▶ [Extract provided]:
# The importance of genetic testing



## Songcatcher (Oct 9, 2010)

Just thought I would post this information for educational purposes. Of course, many of you already know this, but it doesn't hurt to have a reminder once in a while.

My favorite foal of the year, Songcatchers Can You Imagine (Candy).

Sire: McSperitts Rowdy Night Image (29 inches, LWO positive (Frame), negative for Tobiano, Ee (one Black and one Red gene), no Cream)







Dam: Bear Farms Nu Genes (30 inches, LWO negative, heterozygous Tobiano, Ee (one Black and one Red gene), no Cream)






Songcatchers Can You Imagine: (18 inches at birth, tested LWO positive, no need to test for anyghing else. Obviously Red, no chance of Silver or Agouti as both of those would show on Black and neither parent has either.)
















I would not have guessed Candy to be LWO positive (Frame) by looking at her, but knew it was a good possibility because of her sire. It certainly pays to test before breeding (which of course will be at least 3 years for this filly).


----------



## Joanne (Oct 9, 2010)

Freeland the only give away is the facial marking that you would not expect on a tobiano. Otherwise that foal looks to be a tobiano.

That is exactly why we test all pinto horses if they are to be bred to one of our frame (lwo) horses, and why we test all foals that have a parent that is lwo.

That Rowdy line is sneaky!


----------



## Becky (Oct 9, 2010)

I think it's always important to test if there is any doubt as to whether a horse may be LWO or not. Especially if it's added to the breeding band.

Both of my current stallions are LWO negative, so it's not critical to me that all of my mares are tested. If I were breeding an LWO+ stallion, I would certainly test the mares before breeding.

Reminders are good. Keep reminding!


----------



## targetsmom (Oct 9, 2010)

Lovely foal and a great reminder, especially with the Rowdy line! Since we breed for pintos and have a (Rowdy-bred) mare that is LWO+, we had our Rowdy bred (Ramblin Starbuck grandson) stallion tested before we agreed to buy him. He is a tobiano pinto and does have white on his face, but he is LWO- or he wouldn't be here.

▶ [Instructions]:
1: Summarize the forum thread on genetic testing in exactly two sentences.
2: From the forum thread on genetic testing, extract the stretch from "My favorite foal" through "heterozygous Tobiano, Ee (one Black and one Red gene), no Cream)".

▶ [Study material]:
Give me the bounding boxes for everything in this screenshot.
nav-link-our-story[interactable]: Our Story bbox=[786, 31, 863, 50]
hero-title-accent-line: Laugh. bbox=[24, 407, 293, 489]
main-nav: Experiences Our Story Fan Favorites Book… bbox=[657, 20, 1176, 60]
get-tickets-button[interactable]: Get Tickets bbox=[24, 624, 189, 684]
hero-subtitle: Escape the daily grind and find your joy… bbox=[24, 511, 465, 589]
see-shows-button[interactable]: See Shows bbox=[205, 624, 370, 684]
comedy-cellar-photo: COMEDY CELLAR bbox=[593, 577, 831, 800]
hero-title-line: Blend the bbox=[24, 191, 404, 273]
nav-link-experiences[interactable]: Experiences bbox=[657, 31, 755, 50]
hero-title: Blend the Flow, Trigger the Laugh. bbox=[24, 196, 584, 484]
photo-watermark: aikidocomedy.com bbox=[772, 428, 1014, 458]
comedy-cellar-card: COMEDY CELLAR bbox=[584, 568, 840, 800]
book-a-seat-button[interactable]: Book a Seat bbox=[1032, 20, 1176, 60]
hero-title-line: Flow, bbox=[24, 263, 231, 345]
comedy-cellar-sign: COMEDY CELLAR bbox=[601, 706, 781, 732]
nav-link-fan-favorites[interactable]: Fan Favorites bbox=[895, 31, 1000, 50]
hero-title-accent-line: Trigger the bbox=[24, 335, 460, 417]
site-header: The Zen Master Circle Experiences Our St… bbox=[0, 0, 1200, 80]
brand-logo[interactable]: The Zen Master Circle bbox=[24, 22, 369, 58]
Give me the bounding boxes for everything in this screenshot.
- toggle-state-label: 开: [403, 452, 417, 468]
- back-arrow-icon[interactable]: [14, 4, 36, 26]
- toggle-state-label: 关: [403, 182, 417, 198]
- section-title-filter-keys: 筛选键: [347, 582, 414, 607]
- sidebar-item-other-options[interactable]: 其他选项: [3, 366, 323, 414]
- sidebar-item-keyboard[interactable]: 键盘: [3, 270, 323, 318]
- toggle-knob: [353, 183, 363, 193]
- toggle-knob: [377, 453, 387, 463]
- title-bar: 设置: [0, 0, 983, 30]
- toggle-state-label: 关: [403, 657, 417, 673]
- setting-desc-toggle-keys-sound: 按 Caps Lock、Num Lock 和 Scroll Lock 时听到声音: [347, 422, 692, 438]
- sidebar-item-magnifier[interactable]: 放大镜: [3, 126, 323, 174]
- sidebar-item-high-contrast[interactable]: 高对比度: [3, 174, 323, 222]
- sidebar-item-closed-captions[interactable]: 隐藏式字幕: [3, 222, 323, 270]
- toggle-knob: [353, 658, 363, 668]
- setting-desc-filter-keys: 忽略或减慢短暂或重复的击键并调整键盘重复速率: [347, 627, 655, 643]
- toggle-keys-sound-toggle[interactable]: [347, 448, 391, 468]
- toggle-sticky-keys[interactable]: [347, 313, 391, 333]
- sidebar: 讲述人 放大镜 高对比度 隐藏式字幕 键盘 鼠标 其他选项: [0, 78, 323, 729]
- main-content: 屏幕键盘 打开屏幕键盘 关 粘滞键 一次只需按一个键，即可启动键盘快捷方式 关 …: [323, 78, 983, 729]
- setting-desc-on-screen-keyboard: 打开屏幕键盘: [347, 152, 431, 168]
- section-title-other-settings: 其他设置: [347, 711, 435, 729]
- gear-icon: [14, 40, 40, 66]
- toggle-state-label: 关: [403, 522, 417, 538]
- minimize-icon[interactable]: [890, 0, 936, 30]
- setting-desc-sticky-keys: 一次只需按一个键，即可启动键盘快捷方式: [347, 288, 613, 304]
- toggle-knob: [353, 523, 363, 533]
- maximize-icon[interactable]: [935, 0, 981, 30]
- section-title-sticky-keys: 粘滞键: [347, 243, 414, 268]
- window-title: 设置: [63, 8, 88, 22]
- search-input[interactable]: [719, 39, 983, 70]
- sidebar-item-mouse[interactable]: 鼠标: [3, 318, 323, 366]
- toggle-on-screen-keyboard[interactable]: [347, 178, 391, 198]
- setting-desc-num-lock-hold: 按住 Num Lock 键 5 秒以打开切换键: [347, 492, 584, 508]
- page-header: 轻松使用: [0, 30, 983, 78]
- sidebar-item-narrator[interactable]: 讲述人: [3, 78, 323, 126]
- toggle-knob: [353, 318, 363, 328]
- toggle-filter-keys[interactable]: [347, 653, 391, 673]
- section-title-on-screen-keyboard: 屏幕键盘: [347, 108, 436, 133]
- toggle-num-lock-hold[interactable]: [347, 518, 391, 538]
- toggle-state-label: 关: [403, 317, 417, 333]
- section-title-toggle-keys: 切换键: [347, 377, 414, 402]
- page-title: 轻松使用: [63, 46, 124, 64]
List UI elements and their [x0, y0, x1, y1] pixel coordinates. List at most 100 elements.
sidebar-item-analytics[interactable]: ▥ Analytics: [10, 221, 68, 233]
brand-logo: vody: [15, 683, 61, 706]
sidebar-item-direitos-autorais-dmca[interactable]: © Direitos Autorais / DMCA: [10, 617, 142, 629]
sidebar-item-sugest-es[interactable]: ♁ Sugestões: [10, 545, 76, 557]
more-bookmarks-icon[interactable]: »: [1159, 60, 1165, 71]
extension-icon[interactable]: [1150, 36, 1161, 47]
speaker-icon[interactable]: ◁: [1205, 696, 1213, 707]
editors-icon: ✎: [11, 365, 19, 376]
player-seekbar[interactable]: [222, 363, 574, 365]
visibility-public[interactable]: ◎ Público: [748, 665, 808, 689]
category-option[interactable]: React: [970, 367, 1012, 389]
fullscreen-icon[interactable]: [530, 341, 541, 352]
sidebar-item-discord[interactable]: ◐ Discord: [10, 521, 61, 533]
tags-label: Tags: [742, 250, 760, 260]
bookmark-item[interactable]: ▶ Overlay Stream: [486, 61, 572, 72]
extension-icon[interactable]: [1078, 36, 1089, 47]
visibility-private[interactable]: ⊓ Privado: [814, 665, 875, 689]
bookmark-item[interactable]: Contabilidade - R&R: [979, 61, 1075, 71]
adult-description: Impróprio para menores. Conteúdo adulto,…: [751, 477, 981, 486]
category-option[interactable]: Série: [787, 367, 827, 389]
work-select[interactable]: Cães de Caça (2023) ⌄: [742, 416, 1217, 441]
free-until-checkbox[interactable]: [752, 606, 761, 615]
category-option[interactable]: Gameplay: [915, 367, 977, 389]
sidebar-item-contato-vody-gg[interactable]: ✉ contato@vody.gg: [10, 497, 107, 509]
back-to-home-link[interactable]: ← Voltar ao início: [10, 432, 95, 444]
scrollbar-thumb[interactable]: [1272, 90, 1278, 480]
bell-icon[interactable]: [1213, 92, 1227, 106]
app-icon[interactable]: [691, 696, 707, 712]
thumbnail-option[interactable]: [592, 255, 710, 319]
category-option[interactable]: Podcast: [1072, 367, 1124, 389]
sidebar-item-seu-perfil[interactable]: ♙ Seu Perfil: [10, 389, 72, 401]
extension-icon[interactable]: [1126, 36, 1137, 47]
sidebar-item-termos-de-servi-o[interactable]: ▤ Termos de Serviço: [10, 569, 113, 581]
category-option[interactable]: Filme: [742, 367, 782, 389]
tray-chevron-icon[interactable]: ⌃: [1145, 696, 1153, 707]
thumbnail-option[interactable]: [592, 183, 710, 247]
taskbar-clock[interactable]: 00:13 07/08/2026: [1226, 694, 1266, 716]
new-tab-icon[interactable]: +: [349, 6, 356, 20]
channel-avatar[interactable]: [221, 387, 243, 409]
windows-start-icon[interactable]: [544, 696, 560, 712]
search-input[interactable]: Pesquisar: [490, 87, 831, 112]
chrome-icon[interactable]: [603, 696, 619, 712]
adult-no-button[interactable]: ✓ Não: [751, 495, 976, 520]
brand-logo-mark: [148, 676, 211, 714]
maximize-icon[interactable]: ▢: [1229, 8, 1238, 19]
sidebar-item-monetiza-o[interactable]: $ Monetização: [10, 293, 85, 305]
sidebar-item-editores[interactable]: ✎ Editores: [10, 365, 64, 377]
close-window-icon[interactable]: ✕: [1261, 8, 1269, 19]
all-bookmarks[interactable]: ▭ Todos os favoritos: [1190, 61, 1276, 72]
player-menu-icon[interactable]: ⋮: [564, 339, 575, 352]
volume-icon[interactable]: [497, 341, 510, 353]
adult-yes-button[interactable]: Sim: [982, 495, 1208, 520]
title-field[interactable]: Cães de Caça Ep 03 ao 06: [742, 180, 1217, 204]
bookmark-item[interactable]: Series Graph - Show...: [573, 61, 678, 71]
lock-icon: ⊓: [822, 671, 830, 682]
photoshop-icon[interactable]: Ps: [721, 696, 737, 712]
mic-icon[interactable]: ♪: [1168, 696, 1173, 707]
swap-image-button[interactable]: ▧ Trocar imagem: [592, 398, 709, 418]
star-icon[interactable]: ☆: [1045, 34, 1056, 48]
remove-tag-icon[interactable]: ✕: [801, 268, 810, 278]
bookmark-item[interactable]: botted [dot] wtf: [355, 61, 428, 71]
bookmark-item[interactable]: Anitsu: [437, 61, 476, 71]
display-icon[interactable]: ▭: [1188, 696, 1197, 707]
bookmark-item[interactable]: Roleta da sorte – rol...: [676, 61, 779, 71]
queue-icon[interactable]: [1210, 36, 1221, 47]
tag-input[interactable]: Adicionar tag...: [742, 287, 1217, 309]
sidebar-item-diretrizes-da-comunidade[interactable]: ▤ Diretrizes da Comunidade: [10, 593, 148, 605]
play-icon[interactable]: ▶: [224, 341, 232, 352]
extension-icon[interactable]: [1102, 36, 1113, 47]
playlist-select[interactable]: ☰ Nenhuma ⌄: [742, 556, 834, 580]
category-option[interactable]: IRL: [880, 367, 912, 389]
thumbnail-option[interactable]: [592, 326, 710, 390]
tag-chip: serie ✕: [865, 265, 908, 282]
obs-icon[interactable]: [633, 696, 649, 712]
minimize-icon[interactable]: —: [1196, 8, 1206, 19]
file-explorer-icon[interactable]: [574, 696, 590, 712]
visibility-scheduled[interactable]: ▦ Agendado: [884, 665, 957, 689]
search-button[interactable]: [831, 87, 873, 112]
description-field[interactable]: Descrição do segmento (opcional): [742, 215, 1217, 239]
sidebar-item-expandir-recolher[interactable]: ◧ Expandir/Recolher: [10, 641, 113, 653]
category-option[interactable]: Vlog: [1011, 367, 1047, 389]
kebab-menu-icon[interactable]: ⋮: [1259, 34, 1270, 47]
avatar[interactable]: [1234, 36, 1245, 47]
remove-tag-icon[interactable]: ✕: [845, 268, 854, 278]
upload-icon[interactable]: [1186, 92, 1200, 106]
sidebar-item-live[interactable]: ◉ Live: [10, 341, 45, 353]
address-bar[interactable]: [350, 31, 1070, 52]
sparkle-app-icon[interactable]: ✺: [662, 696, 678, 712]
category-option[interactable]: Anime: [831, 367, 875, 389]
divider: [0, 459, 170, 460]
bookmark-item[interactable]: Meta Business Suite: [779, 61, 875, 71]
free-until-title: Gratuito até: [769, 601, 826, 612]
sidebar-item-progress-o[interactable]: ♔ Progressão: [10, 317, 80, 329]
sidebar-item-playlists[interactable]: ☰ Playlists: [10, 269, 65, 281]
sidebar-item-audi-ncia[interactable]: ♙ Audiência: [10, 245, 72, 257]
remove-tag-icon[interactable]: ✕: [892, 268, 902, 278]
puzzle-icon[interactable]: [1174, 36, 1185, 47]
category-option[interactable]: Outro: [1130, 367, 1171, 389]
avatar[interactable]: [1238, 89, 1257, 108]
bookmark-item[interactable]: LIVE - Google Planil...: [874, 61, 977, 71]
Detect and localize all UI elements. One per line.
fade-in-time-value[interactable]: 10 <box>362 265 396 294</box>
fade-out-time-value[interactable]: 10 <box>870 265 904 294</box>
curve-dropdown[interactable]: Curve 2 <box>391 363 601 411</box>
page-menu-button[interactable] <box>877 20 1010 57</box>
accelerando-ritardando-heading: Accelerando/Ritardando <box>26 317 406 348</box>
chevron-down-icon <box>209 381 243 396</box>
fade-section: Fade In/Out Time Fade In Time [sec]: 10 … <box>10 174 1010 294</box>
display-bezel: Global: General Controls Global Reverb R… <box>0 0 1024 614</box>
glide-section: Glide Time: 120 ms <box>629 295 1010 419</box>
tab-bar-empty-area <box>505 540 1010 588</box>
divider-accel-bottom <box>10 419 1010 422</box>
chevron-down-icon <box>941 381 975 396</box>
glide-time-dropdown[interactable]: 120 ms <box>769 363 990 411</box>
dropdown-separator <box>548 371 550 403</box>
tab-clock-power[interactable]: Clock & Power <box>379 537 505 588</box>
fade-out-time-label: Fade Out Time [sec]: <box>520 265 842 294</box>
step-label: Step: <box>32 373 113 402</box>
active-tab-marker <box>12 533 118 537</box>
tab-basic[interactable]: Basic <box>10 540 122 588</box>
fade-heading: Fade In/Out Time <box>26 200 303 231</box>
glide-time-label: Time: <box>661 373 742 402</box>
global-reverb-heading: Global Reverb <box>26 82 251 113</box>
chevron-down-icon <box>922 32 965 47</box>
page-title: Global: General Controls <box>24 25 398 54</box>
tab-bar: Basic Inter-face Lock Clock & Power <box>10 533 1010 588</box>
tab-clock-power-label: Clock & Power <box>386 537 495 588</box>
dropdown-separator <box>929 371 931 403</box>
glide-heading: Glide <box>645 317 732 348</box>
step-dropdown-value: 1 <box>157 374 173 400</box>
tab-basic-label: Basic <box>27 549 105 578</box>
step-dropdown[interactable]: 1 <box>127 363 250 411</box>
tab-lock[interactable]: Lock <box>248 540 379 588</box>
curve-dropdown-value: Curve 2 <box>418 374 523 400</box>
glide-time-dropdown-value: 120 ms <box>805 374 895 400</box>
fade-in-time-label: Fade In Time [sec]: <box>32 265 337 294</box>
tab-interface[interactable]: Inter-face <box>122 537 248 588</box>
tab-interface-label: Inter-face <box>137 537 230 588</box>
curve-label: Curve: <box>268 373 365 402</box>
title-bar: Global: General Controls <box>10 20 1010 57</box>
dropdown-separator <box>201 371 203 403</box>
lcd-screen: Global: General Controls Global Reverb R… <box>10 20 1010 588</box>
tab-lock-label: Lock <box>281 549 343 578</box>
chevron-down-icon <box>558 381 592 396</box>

▶ [Expected outputs]:
1: Songcatcher posted that a filly, Songcatchers Can You Imagine (Candy), tested LWO positive (Frame) even though that could not be guessed by looking at her, and said it pays to test before breeding. Other posters agreed: Joanne tests all pinto horses to be bred to her frame (LWO) horses and all foals with an LWO parent, Becky would test her mares if she were breeding an LWO+ stallion, and targetsmom had a Rowdy-bred stallion tested before agreeing to buy him.

2:
My favorite foal of the year, Songcatchers Can You Imagine (Candy).

Sire: McSperitts Rowdy Night Image (29 inches, LWO positive (Frame), negative for Tobiano, Ee (one Black and one Red gene), no Cream)







Dam: Bear Farms Nu Genes (30 inches, LWO negative, heterozygous Tobiano, Ee (one Black and one Red gene), no Cream)